--- Begin ---
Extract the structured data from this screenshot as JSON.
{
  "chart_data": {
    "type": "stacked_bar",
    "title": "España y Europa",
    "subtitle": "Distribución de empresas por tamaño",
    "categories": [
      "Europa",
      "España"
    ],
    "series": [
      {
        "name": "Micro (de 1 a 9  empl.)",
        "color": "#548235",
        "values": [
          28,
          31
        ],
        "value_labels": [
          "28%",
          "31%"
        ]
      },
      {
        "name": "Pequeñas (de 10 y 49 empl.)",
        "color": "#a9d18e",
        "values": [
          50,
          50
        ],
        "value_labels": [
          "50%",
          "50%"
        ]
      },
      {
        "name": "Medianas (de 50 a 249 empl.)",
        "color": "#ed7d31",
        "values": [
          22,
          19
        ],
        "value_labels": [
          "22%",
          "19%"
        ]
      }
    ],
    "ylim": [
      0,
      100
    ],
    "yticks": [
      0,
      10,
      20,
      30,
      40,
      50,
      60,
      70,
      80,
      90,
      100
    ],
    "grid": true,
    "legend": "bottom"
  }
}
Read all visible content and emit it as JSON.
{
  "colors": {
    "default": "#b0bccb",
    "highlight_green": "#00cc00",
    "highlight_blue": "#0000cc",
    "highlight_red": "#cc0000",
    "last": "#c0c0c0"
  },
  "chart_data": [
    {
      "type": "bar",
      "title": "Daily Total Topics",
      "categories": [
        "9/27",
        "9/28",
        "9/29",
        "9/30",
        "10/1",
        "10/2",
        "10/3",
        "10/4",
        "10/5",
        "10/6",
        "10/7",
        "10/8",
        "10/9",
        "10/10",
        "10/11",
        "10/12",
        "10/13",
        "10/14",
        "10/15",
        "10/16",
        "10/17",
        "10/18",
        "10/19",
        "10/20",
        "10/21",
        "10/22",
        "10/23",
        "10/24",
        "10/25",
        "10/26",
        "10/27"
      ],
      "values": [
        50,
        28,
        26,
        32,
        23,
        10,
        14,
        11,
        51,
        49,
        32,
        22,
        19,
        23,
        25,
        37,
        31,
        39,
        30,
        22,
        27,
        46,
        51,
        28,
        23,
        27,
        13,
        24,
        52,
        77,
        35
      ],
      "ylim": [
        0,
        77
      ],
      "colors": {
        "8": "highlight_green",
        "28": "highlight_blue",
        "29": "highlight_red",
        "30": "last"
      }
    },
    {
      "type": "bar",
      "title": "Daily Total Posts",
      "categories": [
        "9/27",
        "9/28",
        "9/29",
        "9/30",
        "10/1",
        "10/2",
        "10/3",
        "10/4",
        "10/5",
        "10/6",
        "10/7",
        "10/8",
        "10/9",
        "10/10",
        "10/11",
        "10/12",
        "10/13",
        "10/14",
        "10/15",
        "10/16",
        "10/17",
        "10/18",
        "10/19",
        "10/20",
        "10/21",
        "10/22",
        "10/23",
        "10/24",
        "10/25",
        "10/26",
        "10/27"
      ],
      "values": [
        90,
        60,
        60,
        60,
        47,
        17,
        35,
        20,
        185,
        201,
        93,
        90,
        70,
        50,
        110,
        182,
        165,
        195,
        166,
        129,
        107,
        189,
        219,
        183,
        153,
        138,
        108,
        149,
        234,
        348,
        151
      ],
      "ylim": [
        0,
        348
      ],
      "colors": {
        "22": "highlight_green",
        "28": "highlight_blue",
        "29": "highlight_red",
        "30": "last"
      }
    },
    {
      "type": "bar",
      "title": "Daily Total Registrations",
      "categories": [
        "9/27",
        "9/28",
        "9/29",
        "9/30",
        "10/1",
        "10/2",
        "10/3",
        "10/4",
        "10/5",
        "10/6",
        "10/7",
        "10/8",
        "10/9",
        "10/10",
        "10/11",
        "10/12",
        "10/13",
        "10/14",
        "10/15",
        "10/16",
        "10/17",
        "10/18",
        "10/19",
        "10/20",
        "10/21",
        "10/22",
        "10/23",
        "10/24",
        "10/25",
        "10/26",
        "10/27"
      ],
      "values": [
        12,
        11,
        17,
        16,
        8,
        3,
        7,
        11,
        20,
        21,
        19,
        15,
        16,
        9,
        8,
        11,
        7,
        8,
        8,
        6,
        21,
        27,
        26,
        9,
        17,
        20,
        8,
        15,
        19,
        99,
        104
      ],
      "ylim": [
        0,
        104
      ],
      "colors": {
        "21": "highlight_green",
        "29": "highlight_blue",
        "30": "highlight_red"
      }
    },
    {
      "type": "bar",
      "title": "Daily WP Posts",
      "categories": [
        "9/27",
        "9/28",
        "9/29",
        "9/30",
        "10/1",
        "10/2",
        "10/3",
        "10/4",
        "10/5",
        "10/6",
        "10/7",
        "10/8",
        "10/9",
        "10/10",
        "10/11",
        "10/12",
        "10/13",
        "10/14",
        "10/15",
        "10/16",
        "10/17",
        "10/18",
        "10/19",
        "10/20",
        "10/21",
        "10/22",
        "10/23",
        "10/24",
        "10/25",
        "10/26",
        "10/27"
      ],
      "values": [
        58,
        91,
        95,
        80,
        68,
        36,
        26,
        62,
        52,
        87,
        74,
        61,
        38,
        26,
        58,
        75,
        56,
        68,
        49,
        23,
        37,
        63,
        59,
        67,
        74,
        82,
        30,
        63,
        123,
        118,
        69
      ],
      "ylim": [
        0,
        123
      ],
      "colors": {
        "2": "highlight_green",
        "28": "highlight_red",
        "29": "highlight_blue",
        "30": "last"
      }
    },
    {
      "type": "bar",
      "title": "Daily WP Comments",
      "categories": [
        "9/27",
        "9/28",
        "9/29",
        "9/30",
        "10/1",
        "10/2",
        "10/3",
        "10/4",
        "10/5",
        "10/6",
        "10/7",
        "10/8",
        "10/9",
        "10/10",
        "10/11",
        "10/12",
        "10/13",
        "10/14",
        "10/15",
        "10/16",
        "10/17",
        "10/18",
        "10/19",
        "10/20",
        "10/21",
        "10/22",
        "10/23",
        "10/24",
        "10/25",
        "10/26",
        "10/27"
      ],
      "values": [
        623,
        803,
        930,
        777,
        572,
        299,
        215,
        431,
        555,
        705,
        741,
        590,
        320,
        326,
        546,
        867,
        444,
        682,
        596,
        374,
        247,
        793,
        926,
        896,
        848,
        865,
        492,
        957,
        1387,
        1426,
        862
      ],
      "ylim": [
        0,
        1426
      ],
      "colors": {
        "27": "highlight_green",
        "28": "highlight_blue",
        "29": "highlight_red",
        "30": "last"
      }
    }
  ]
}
--- End ---
(Instruction): The entries above should be repeated exactly, every one of them.

(The response):
Extract the structured data from this screenshot as JSON.
{
  "chart_data": {
    "type": "stacked_bar",
    "title": "España y Europa",
    "subtitle": "Distribución de empresas por tamaño",
    "categories": [
      "Europa",
      "España"
    ],
    "series": [
      {
        "name": "Micro (de 1 a 9  empl.)",
        "color": "#548235",
        "values": [
          28,
          31
        ],
        "value_labels": [
          "28%",
          "31%"
        ]
      },
      {
        "name": "Pequeñas (de 10 y 49 empl.)",
        "color": "#a9d18e",
        "values": [
          50,
          50
        ],
        "value_labels": [
          "50%",
          "50%"
        ]
      },
      {
        "name": "Medianas (de 50 a 249 empl.)",
        "color": "#ed7d31",
        "values": [
          22,
          19
        ],
        "value_labels": [
          "22%",
          "19%"
        ]
      }
    ],
    "ylim": [
      0,
      100
    ],
    "yticks": [
      0,
      10,
      20,
      30,
      40,
      50,
      60,
      70,
      80,
      90,
      100
    ],
    "grid": true,
    "legend": "bottom"
  }
}
Read all visible content and emit it as JSON.
{
  "colors": {
    "default": "#b0bccb",
    "highlight_green": "#00cc00",
    "highlight_blue": "#0000cc",
    "highlight_red": "#cc0000",
    "last": "#c0c0c0"
  },
  "chart_data": [
    {
      "type": "bar",
      "title": "Daily Total Topics",
      "categories": [
        "9/27",
        "9/28",
        "9/29",
        "9/30",
        "10/1",
        "10/2",
        "10/3",
        "10/4",
        "10/5",
        "10/6",
        "10/7",
        "10/8",
        "10/9",
        "10/10",
        "10/11",
        "10/12",
        "10/13",
        "10/14",
        "10/15",
        "10/16",
        "10/17",
        "10/18",
        "10/19",
        "10/20",
        "10/21",
        "10/22",
        "10/23",
        "10/24",
        "10/25",
        "10/26",
        "10/27"
      ],
      "values": [
        50,
        28,
        26,
        32,
        23,
        10,
        14,
        11,
        51,
        49,
        32,
        22,
        19,
        23,
        25,
        37,
        31,
        39,
        30,
        22,
        27,
        46,
        51,
        28,
        23,
        27,
        13,
        24,
        52,
        77,
        35
      ],
      "ylim": [
        0,
        77
      ],
      "colors": {
        "8": "highlight_green",
        "28": "highlight_blue",
        "29": "highlight_red",
        "30": "last"
      }
    },
    {
      "type": "bar",
      "title": "Daily Total Posts",
      "categories": [
        "9/27",
        "9/28",
        "9/29",
        "9/30",
        "10/1",
        "10/2",
        "10/3",
        "10/4",
        "10/5",
        "10/6",
        "10/7",
        "10/8",
        "10/9",
        "10/10",
        "10/11",
        "10/12",
        "10/13",
        "10/14",
        "10/15",
        "10/16",
        "10/17",
        "10/18",
        "10/19",
        "10/20",
        "10/21",
        "10/22",
        "10/23",
        "10/24",
        "10/25",
        "10/26",
        "10/27"
      ],
      "values": [
        90,
        60,
        60,
        60,
        47,
        17,
        35,
        20,
        185,
        201,
        93,
        90,
        70,
        50,
        110,
        182,
        165,
        195,
        166,
        129,
        107,
        189,
        219,
        183,
        153,
        138,
        108,
        149,
        234,
        348,
        151
      ],
      "ylim": [
        0,
        348
      ],
      "colors": {
        "22": "highlight_green",
        "28": "highlight_blue",
        "29": "highlight_red",
        "30": "last"
      }
    },
    {
      "type": "bar",
      "title": "Daily Total Registrations",
      "categories": [
        "9/27",
        "9/28",
        "9/29",
        "9/30",
        "10/1",
        "10/2",
        "10/3",
        "10/4",
        "10/5",
        "10/6",
        "10/7",
        "10/8",
        "10/9",
        "10/10",
        "10/11",
        "10/12",
        "10/13",
        "10/14",
        "10/15",
        "10/16",
        "10/17",
        "10/18",
        "10/19",
        "10/20",
        "10/21",
        "10/22",
        "10/23",
        "10/24",
        "10/25",
        "10/26",
        "10/27"
      ],
      "values": [
        12,
        11,
        17,
        16,
        8,
        3,
        7,
        11,
        20,
        21,
        19,
        15,
        16,
        9,
        8,
        11,
        7,
        8,
        8,
        6,
        21,
        27,
        26,
        9,
        17,
        20,
        8,
        15,
        19,
        99,
        104
      ],
      "ylim": [
        0,
        104
      ],
      "colors": {
        "21": "highlight_green",
        "29": "highlight_blue",
        "30": "highlight_red"
      }
    },
    {
      "type": "bar",
      "title": "Daily WP Posts",
      "categories": [
        "9/27",
        "9/28",
        "9/29",
        "9/30",
        "10/1",
        "10/2",
        "10/3",
        "10/4",
        "10/5",
        "10/6",
        "10/7",
        "10/8",
        "10/9",
        "10/10",
        "10/11",
        "10/12",
        "10/13",
        "10/14",
        "10/15",
        "10/16",
        "10/17",
        "10/18",
        "10/19",
        "10/20",
        "10/21",
        "10/22",
        "10/23",
        "10/24",
        "10/25",
        "10/26",
        "10/27"
      ],
      "values": [
        58,
        91,
        95,
        80,
        68,
        36,
        26,
        62,
        52,
        87,
        74,
        61,
        38,
        26,
        58,
        75,
        56,
        68,
        49,
        23,
        37,
        63,
        59,
        67,
        74,
        82,
        30,
        63,
        123,
        118,
        69
      ],
      "ylim": [
        0,
        123
      ],
      "colors": {
        "2": "highlight_green",
        "28": "highlight_red",
        "29": "highlight_blue",
        "30": "last"
      }
    },
    {
      "type": "bar",
      "title": "Daily WP Comments",
      "categories": [
        "9/27",
        "9/28",
        "9/29",
        "9/30",
        "10/1",
        "10/2",
        "10/3",
        "10/4",
        "10/5",
        "10/6",
        "10/7",
        "10/8",
        "10/9",
        "10/10",
        "10/11",
        "10/12",
        "10/13",
        "10/14",
        "10/15",
        "10/16",
        "10/17",
        "10/18",
        "10/19",
        "10/20",
        "10/21",
        "10/22",
        "10/23",
        "10/24",
        "10/25",
        "10/26",
        "10/27"
      ],
      "values": [
        623,
        803,
        930,
        777,
        572,
        299,
        215,
        431,
        555,
        705,
        741,
        590,
        320,
        326,
        546,
        867,
        444,
        682,
        596,
        374,
        247,
        793,
        926,
        896,
        848,
        865,
        492,
        957,
        1387,
        1426,
        862
      ],
      "ylim": [
        0,
        1426
      ],
      "colors": {
        "27": "highlight_green",
        "28": "highlight_blue",
        "29": "highlight_red",
        "30": "last"
      }
    }
  ]
}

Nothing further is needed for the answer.